> **Written problem**
Copy each line that has the string "information" somewhere in it.

[Dataset items]
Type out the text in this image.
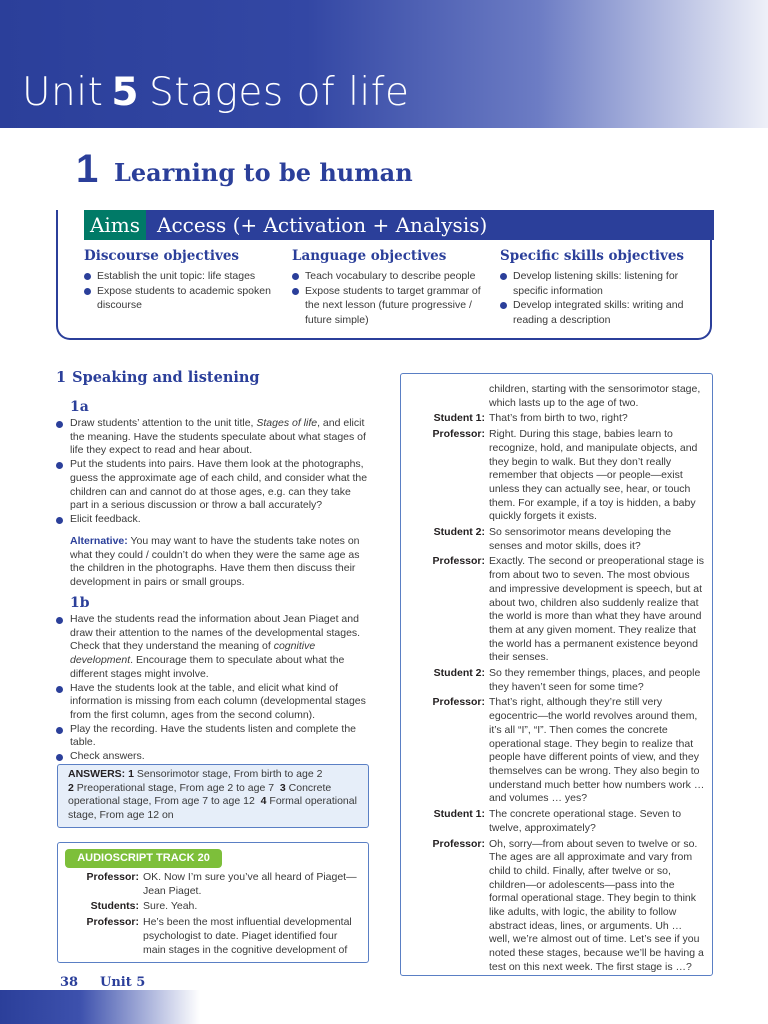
Unit 5 Stages of life
1 Learning to be human
Aims Access (+ Activation + Analysis)
Discourse objectives
Establish the unit topic: life stages
Expose students to academic spoken discourse
Language objectives
Teach vocabulary to describe people
Expose students to target grammar of the next lesson (future progressive / future simple)
Specific skills objectives
Develop listening skills: listening for specific information
Develop integrated skills: writing and reading a description
1 Speaking and listening
1a
Draw students’ attention to the unit title, Stages of life, and elicit the meaning. Have the students speculate about what stages of life they expect to read and hear about.
Put the students into pairs. Have them look at the photographs, guess the approximate age of each child, and consider what the children can and cannot do at those ages, e.g. can they take part in a serious discussion or throw a ball accurately?
Elicit feedback.
Alternative: You may want to have the students take notes on what they could / couldn’t do when they were the same age as the children in the photographs. Have them then discuss their development in pairs or small groups.
1b
Have the students read the information about Jean Piaget and draw their attention to the names of the developmental stages. Check that they understand the meaning of cognitive development. Encourage them to speculate about what the different stages might involve.
Have the students look at the table, and elicit what kind of information is missing from each column (developmental stages from the first column, ages from the second column).
Play the recording. Have the students listen and complete the table.
Check answers.
ANSWERS: 1 Sensorimotor stage, From birth to age 2
2 Preoperational stage, From age 2 to age 7 3 Concrete operational stage, From age 7 to age 12 4 Formal operational stage, From age 12 on
AUDIOSCRIPT TRACK 20
Professor: OK. Now I’m sure you’ve all heard of Piaget—Jean Piaget.
Students: Sure. Yeah.
Professor: He’s been the most influential developmental psychologist to date. Piaget identified four main stages in the cognitive development of
children, starting with the sensorimotor stage, which lasts up to the age of two.
Student 1: That’s from birth to two, right?
Professor: Right. During this stage, babies learn to recognize, hold, and manipulate objects, and they begin to walk. But they don’t really remember that objects —or people—exist unless they can actually see, hear, or touch them. For example, if a toy is hidden, a baby quickly forgets it exists.
Student 2: So sensorimotor means developing the senses and motor skills, does it?
Professor: Exactly. The second or preoperational stage is from about two to seven. The most obvious and impressive development is speech, but at about two, children also suddenly realize that the world is more than what they have around them at any given moment. They realize that the world has a permanent existence beyond their senses.
Student 2: So they remember things, places, and people they haven’t seen for some time?
Professor: That’s right, although they’re still very egocentric—the world revolves around them, it’s all “I”, “I”. Then comes the concrete operational stage. They begin to realize that people have different points of view, and they themselves can be wrong. They also begin to understand much better how numbers work … and volumes … yes?
Student 1: The concrete operational stage. Seven to twelve, approximately?
Professor: Oh, sorry—from about seven to twelve or so. The ages are all approximate and vary from child to child. Finally, after twelve or so, children—or adolescents—pass into the formal operational stage. They begin to think like adults, with logic, the ability to follow abstract ideas, lines, or arguments. Uh … well, we’re almost out of time. Let’s see if you noted these stages, because we’ll be having a test on this next week. The first stage is …?
38 Unit 5
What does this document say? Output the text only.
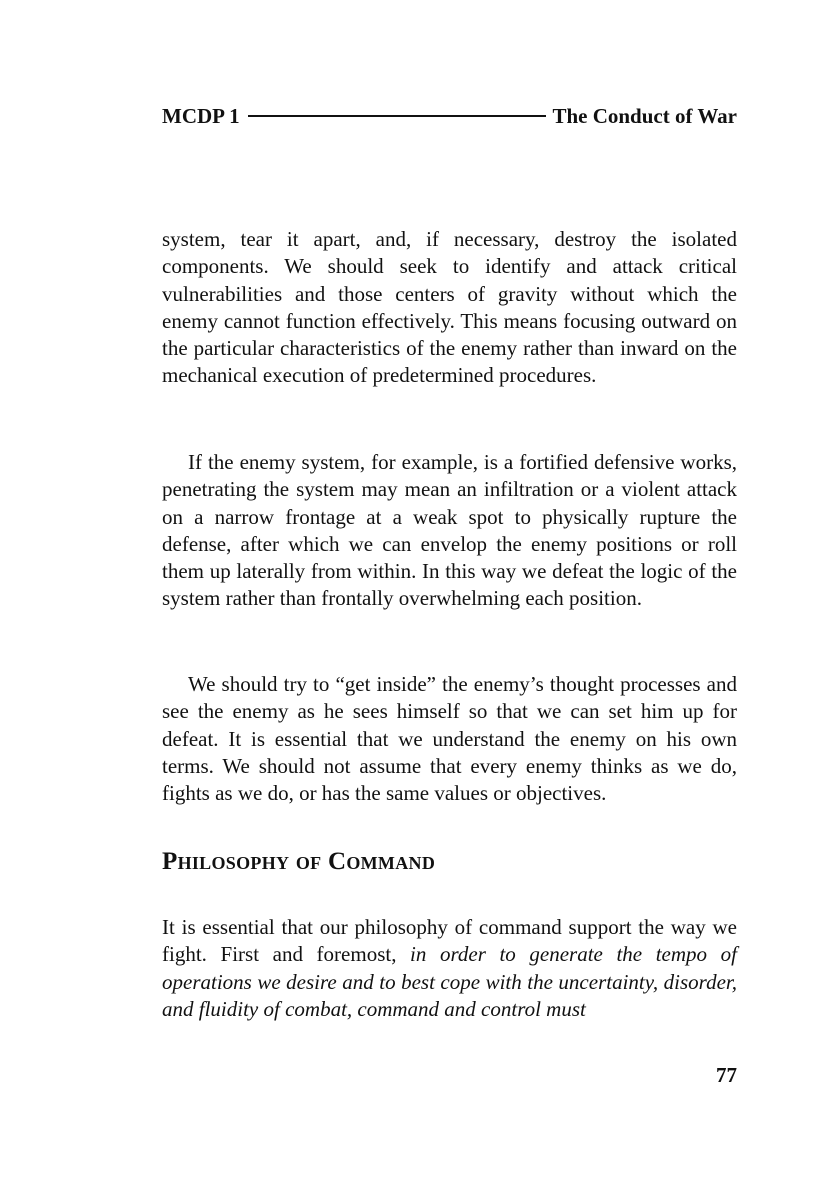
MCDP 1	The Conduct of War

system, tear it apart, and, if necessary, destroy the isolated components. We should seek to identify and attack critical vulnerabilities and those centers of gravity without which the enemy cannot function effectively. This means focusing outward on the particular characteristics of the enemy rather than inward on the mechanical execution of predetermined procedures.

If the enemy system, for example, is a fortified defensive works, penetrating the system may mean an infiltration or a violent attack on a narrow frontage at a weak spot to physically rupture the defense, after which we can envelop the enemy positions or roll them up laterally from within. In this way we defeat the logic of the system rather than frontally overwhelming each position.

We should try to “get inside” the enemy’s thought processes and see the enemy as he sees himself so that we can set him up for defeat. It is essential that we understand the enemy on his own terms. We should not assume that every enemy thinks as we do, fights as we do, or has the same values or objectives.

Philosophy of Command

It is essential that our philosophy of command support the way we fight. First and foremost, in order to generate the tempo of operations we desire and to best cope with the uncertainty, disorder, and fluidity of combat, command and control must

77
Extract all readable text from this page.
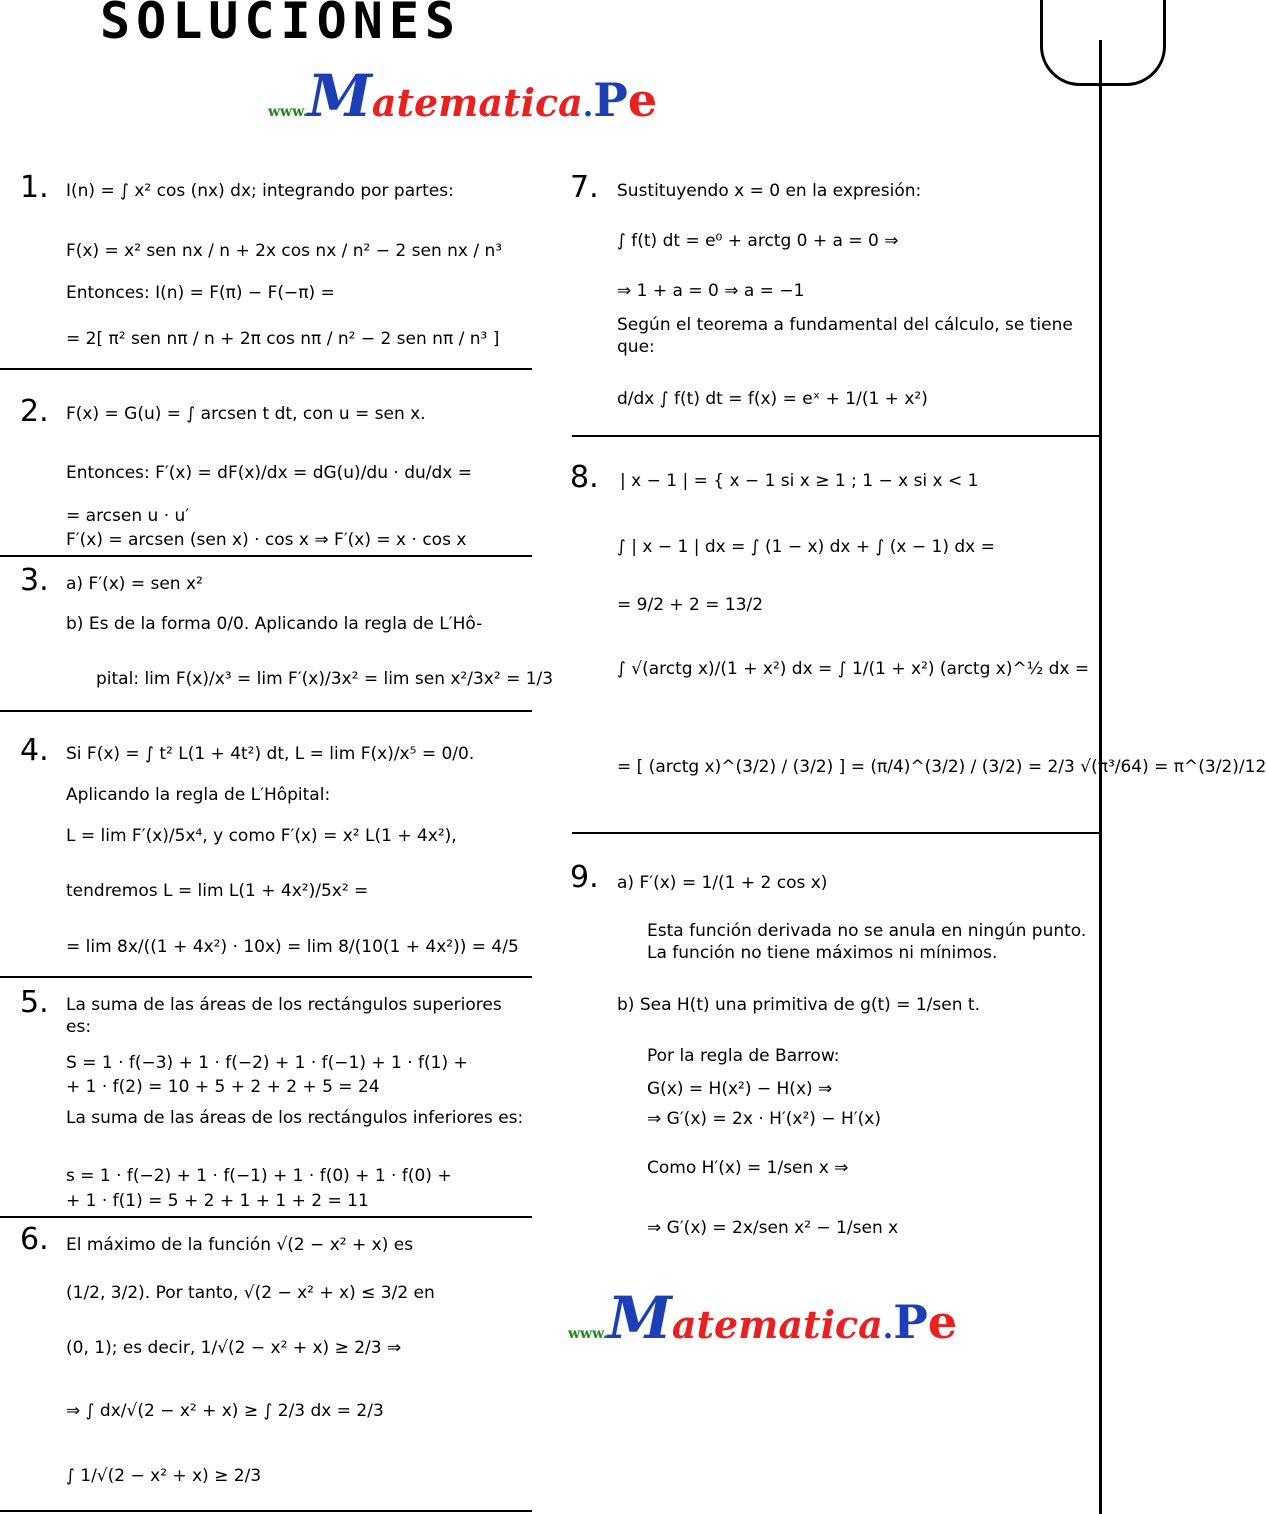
SOLUCIONES
www.Matematica.Pe
1. I(n) = ∫ x² cos (nx) dx; integrando por partes:
F(x) = x² sen nx / n + 2x cos nx / n² − 2 sen nx / n³
Entonces: I(n) = F(π) − F(−π) =
= 2[ π² sen nπ / n + 2π cos nπ / n² − 2 sen nπ / n³ ]
2. F(x) = G(u) = ∫ arcsen t dt, con u = sen x.
Entonces: F′(x) = dF(x)/dx = dG(u)/du · du/dx =
= arcsen u · u′
F′(x) = arcsen (sen x) · cos x ⇒ F′(x) = x · cos x
3. a) F′(x) = sen x²
b) Es de la forma 0/0. Aplicando la regla de L′Hô-
pital: lim F(x)/x³ = lim F′(x)/3x² = lim sen x²/3x² = 1/3
4. Si F(x) = ∫ t² L(1 + 4t²) dt, L = lim F(x)/x⁵ = 0/0.
Aplicando la regla de L′Hôpital:
L = lim F′(x)/5x⁴, y como F′(x) = x² L(1 + 4x²),
tendremos L = lim L(1 + 4x²)/5x² =
= lim 8x/((1 + 4x²) · 10x) = lim 8/(10(1 + 4x²)) = 4/5
5. La suma de las áreas de los rectángulos superiores es:
S = 1 · f(−3) + 1 · f(−2) + 1 · f(−1) + 1 · f(1) +
+ 1 · f(2) = 10 + 5 + 2 + 2 + 5 = 24
La suma de las áreas de los rectángulos inferiores es:
s = 1 · f(−2) + 1 · f(−1) + 1 · f(0) + 1 · f(0) +
+ 1 · f(1) = 5 + 2 + 1 + 1 + 2 = 11
6. El máximo de la función √(2 − x² + x) es
(1/2, 3/2). Por tanto, √(2 − x² + x) ≤ 3/2 en
(0, 1); es decir, 1/√(2 − x² + x) ≥ 2/3 ⇒
⇒ ∫ dx/√(2 − x² + x) ≥ ∫ 2/3 dx = 2/3
∫ 1/√(2 − x² + x) ≥ 2/3
7. Sustituyendo x = 0 en la expresión:
∫ f(t) dt = e⁰ + arctg 0 + a = 0 ⇒
⇒ 1 + a = 0 ⇒ a = −1
Según el teorema a fundamental del cálculo, se tiene que:
d/dx ∫ f(t) dt = f(x) = eˣ + 1/(1 + x²)
8. | x − 1 | = { x − 1 si x ≥ 1 ; 1 − x si x < 1
∫ | x − 1 | dx = ∫ (1 − x) dx + ∫ (x − 1) dx =
= 9/2 + 2 = 13/2
∫ √(arctg x)/(1 + x²) dx = ∫ 1/(1 + x²) (arctg x)^½ dx =
= [ (arctg x)^(3/2) / (3/2) ] = (π/4)^(3/2) / (3/2) = 2/3 √(π³/64) = π^(3/2)/12
9. a) F′(x) = 1/(1 + 2 cos x)
Esta función derivada no se anula en ningún punto. La función no tiene máximos ni mínimos.
b) Sea H(t) una primitiva de g(t) = 1/sen t.
Por la regla de Barrow:
G(x) = H(x²) − H(x) ⇒
⇒ G′(x) = 2x · H′(x²) − H′(x)
Como H′(x) = 1/sen x ⇒
⇒ G′(x) = 2x/sen x² − 1/sen x
www.Matematica.Pe
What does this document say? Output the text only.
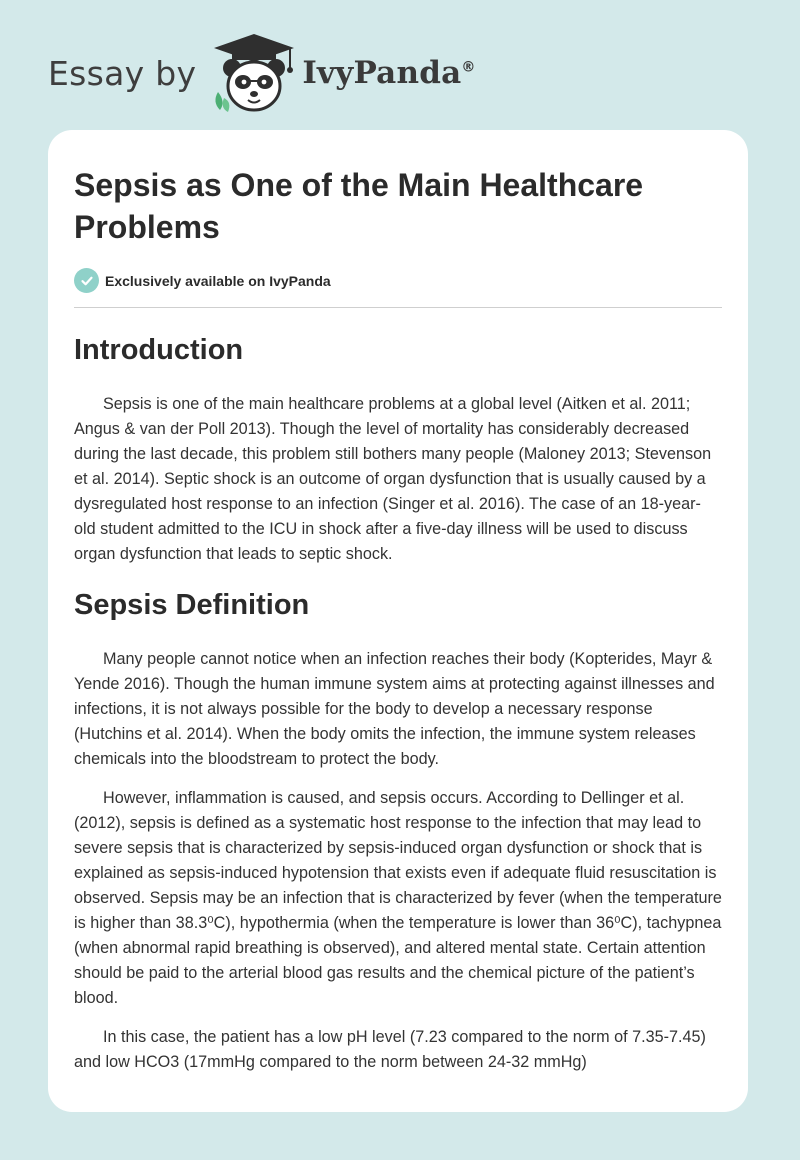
Essay by	IvyPanda®
Sepsis as One of the Main Healthcare Problems
Exclusively available on IvyPanda
Introduction

Sepsis is one of the main healthcare problems at a global level (Aitken et al. 2011; Angus & van der Poll 2013). Though the level of mortality has considerably decreased during the last decade, this problem still bothers many people (Maloney 2013; Stevenson et al. 2014). Septic shock is an outcome of organ dysfunction that is usually caused by a dysregulated host response to an infection (Singer et al. 2016). The case of an 18-year-old student admitted to the ICU in shock after a five-day illness will be used to discuss organ dysfunction that leads to septic shock.

Sepsis Definition

Many people cannot notice when an infection reaches their body (Kopterides, Mayr & Yende 2016). Though the human immune system aims at protecting against illnesses and infections, it is not always possible for the body to develop a necessary response (Hutchins et al. 2014). When the body omits the infection, the immune system releases chemicals into the bloodstream to protect the body.

However, inflammation is caused, and sepsis occurs. According to Dellinger et al. (2012), sepsis is defined as a systematic host response to the infection that may lead to severe sepsis that is characterized by sepsis-induced organ dysfunction or shock that is explained as sepsis-induced hypotension that exists even if adequate fluid resuscitation is observed. Sepsis may be an infection that is characterized by fever (when the temperature is higher than 38.3⁰C), hypothermia (when the temperature is lower than 36⁰C), tachypnea (when abnormal rapid breathing is observed), and altered mental state. Certain attention should be paid to the arterial blood gas results and the chemical picture of the patient’s blood.

In this case, the patient has a low pH level (7.23 compared to the norm of 7.35-7.45) and low HCO3 (17mmHg compared to the norm between 24-32 mmHg)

> **Reply to the task**
Develop listening skills: listening for specific information
Have the students read the information about Jean Piaget and draw their attention to the names of the developmental stages. Check that they understand the meaning of cognitive development. Encourage them to speculate about what the different stages might involve.
Have the students look at the table, and elicit what kind of information is missing from each column (developmental stages from the first column, ages from the second column).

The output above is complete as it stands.